+++ TASK DATA

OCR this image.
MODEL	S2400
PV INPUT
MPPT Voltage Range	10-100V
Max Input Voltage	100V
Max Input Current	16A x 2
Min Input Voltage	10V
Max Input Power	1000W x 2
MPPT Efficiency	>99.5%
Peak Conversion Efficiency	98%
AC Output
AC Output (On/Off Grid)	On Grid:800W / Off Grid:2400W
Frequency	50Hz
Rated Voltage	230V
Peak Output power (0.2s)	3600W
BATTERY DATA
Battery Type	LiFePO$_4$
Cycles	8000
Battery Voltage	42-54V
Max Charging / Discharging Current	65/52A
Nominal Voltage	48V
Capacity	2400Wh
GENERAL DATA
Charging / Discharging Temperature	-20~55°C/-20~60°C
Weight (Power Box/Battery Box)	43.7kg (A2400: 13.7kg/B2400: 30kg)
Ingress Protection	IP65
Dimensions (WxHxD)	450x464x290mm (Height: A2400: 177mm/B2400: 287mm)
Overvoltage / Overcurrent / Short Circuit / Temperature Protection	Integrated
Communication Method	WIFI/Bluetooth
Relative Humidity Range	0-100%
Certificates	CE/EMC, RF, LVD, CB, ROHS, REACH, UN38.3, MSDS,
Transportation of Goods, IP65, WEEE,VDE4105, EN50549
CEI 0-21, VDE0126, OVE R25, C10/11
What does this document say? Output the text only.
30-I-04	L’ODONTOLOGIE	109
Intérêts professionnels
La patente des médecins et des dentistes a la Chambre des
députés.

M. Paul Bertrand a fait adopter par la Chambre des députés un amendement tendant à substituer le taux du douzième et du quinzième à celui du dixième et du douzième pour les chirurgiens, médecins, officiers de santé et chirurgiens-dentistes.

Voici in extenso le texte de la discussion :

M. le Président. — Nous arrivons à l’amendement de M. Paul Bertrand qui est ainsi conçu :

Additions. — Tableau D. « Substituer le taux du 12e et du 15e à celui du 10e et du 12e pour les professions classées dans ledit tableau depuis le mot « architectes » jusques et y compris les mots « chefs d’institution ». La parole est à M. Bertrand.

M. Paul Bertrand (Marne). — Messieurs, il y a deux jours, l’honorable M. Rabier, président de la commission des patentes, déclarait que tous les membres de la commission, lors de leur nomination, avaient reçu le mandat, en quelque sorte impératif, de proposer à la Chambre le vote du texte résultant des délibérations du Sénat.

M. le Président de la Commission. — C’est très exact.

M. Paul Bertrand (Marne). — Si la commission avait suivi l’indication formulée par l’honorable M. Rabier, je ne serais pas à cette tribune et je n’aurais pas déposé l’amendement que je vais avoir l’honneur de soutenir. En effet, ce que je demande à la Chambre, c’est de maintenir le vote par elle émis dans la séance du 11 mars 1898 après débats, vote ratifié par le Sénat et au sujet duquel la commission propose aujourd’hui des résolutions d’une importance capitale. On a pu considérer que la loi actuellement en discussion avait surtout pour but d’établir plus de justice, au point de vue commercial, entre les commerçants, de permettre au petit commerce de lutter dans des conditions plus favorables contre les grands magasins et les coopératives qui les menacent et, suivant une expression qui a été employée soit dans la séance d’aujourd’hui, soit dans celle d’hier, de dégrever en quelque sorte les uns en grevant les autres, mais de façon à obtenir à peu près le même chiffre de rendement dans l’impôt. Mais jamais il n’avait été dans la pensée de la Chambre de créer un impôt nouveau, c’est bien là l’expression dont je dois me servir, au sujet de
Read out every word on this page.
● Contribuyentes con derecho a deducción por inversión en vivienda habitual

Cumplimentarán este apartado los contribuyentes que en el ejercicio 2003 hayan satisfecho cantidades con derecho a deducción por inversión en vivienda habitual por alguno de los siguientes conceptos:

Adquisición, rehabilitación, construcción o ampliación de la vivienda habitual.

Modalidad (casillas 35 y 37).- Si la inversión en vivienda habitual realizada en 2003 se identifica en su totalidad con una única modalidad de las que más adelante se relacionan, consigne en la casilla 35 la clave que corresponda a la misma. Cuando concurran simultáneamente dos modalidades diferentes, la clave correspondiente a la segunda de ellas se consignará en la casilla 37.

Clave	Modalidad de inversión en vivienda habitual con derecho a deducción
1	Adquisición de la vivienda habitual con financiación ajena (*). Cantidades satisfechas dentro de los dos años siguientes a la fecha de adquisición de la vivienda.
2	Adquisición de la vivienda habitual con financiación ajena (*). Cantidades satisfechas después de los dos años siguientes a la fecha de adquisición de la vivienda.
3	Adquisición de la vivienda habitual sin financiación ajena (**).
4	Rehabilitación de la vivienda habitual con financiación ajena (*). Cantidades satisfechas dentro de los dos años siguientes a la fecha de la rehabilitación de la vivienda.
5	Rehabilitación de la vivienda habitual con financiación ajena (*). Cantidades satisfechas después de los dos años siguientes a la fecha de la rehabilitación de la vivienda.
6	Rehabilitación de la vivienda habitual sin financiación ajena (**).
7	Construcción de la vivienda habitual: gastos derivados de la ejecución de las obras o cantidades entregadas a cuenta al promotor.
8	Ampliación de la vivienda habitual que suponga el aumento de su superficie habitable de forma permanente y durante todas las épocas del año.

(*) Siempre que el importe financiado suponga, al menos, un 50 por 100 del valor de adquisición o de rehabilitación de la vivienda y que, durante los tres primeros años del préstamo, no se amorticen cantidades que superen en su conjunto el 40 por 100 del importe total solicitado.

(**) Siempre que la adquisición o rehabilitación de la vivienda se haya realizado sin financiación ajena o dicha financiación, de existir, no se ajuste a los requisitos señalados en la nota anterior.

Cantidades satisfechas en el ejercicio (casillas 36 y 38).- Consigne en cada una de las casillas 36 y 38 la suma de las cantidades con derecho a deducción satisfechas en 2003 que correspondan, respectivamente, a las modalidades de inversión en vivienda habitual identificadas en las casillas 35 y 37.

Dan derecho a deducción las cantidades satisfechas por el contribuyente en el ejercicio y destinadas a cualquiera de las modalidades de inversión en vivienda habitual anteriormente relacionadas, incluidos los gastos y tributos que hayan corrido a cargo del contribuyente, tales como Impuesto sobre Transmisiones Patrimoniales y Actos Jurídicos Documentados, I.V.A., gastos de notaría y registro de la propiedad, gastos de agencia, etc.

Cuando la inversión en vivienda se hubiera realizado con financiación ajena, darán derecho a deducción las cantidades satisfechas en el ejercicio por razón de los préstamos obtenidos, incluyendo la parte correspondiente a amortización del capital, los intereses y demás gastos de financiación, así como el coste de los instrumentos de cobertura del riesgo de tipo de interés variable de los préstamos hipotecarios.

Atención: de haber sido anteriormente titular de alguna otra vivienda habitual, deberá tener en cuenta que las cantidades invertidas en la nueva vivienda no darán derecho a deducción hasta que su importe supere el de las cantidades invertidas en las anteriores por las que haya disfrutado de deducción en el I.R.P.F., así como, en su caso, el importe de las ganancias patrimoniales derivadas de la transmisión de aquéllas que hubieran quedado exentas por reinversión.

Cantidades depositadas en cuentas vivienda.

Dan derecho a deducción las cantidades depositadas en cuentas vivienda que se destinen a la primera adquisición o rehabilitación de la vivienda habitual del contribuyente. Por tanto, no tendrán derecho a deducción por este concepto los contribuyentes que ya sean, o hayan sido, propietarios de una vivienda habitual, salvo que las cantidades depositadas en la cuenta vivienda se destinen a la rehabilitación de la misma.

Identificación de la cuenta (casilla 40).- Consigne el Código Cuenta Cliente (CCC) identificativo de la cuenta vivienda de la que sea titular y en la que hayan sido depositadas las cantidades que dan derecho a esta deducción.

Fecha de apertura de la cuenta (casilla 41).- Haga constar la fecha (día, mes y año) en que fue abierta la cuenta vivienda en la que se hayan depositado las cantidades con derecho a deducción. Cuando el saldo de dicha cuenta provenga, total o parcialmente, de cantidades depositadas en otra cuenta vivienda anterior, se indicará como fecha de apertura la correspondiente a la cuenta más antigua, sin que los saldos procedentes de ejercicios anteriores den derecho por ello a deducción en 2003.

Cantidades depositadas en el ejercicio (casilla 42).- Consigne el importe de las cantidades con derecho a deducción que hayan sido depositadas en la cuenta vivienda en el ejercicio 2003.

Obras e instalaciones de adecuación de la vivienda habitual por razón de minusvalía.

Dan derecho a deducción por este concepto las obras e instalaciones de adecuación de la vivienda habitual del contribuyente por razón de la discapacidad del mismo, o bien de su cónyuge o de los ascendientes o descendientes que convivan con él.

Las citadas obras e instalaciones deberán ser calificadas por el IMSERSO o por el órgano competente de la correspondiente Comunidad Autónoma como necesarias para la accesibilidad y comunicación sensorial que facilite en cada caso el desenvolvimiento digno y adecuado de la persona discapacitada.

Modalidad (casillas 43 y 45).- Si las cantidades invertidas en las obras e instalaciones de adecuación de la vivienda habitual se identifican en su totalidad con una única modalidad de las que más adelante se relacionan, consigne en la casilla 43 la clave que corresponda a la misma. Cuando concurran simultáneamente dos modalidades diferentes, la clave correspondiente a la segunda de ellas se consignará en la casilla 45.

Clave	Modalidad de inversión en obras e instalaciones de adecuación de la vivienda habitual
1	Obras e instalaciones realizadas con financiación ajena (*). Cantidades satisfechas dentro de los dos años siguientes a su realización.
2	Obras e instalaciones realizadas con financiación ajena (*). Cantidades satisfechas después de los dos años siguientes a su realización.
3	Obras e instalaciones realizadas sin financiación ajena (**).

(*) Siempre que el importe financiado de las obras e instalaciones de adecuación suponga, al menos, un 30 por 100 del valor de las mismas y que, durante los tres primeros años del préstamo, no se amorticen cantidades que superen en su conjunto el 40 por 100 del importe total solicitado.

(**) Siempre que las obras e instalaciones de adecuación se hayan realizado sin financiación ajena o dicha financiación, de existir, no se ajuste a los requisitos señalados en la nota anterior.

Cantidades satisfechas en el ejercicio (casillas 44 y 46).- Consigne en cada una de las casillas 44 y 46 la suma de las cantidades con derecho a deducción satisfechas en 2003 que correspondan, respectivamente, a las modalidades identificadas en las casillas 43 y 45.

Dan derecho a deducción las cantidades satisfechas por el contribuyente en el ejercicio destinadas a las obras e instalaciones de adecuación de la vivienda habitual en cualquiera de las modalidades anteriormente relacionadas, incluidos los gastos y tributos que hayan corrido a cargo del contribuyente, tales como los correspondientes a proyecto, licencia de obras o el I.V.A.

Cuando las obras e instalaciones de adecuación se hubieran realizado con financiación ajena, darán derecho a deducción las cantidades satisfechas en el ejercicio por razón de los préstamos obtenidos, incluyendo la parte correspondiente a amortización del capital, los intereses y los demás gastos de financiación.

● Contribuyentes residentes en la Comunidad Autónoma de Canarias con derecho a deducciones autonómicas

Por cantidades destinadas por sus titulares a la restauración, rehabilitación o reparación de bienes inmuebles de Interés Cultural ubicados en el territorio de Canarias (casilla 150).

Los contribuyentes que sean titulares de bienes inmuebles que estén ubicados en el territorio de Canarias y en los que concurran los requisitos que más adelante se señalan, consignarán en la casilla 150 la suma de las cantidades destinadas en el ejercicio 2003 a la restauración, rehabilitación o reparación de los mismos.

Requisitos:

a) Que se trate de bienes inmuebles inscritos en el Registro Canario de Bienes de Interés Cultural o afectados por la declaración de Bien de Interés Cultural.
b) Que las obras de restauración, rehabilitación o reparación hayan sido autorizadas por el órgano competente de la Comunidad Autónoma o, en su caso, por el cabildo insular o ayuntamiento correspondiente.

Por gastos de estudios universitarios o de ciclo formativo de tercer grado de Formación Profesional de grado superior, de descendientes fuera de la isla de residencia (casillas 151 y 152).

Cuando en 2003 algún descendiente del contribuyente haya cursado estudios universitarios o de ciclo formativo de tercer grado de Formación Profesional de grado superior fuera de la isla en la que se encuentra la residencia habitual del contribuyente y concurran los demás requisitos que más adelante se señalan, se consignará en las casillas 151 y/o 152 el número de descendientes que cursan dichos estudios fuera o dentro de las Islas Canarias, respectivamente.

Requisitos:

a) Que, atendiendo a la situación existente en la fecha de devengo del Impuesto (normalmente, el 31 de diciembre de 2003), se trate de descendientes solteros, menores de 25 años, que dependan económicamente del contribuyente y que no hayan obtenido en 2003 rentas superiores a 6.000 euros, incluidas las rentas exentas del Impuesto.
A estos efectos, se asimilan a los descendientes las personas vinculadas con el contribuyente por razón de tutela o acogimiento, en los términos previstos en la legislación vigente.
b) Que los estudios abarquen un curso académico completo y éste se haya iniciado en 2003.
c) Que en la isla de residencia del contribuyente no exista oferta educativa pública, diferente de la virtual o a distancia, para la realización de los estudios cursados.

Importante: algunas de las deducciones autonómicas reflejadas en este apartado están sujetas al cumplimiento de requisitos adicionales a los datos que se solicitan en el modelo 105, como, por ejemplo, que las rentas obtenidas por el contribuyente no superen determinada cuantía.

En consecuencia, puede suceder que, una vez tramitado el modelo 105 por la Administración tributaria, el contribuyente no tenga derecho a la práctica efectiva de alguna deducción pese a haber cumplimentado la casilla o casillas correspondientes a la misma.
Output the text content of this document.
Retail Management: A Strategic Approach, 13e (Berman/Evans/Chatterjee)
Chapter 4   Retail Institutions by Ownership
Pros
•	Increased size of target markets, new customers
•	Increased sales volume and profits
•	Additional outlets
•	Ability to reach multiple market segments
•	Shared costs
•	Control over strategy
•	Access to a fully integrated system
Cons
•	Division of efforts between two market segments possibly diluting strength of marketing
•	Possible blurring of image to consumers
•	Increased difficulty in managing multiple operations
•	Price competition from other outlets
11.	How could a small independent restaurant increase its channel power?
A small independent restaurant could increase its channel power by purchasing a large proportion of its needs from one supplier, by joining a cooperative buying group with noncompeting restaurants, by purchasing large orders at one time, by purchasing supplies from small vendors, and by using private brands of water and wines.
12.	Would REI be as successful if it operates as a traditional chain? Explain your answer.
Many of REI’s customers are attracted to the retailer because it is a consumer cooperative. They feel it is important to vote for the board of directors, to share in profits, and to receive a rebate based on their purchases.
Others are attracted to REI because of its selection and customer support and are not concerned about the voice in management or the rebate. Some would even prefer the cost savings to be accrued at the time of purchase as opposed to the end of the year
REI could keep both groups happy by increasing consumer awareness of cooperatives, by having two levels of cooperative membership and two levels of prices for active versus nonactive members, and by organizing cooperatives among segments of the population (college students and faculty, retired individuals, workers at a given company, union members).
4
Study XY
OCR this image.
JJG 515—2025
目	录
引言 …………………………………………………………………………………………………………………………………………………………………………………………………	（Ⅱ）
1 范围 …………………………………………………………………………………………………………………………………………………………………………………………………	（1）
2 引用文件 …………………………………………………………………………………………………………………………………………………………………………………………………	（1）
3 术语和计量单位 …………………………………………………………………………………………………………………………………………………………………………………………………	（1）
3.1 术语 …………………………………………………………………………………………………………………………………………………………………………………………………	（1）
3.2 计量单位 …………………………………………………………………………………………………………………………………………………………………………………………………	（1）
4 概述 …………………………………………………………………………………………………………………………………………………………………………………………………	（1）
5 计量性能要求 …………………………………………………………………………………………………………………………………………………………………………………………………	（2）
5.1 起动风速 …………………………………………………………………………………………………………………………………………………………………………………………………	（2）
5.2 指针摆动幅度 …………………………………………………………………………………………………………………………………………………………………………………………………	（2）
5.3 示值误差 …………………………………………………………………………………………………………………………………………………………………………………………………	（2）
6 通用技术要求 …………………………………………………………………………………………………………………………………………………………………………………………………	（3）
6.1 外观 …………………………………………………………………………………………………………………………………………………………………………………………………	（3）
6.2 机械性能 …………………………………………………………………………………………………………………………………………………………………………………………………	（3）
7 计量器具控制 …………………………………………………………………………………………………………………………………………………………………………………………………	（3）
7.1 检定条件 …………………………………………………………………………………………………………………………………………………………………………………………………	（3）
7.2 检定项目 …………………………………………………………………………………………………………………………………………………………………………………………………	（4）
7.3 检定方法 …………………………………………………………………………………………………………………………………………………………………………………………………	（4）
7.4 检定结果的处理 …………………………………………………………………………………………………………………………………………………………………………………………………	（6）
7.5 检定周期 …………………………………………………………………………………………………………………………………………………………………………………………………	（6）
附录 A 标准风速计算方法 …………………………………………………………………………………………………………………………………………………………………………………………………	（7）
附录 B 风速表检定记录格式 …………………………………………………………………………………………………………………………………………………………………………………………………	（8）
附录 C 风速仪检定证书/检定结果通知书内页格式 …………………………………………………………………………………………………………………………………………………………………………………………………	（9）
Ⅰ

++++++

_DESCRIPTION OF THE TASK_:
Every line above that contains the word "territorio" should be reported.

_ANSWER FOR THIS EXERCISE_:
Por cantidades destinadas por sus titulares a la restauración, rehabilitación o reparación de bienes inmuebles de Interés Cultural ubicados en el territorio de Canarias (casilla 150).
Los contribuyentes que sean titulares de bienes inmuebles que estén ubicados en el territorio de Canarias y en los que concurran los requisitos que más adelante se señalan, consignarán en la casilla 150 la suma de las cantidades destinadas en el ejercicio 2003 a la restauración, rehabilitación o reparación de los mismos.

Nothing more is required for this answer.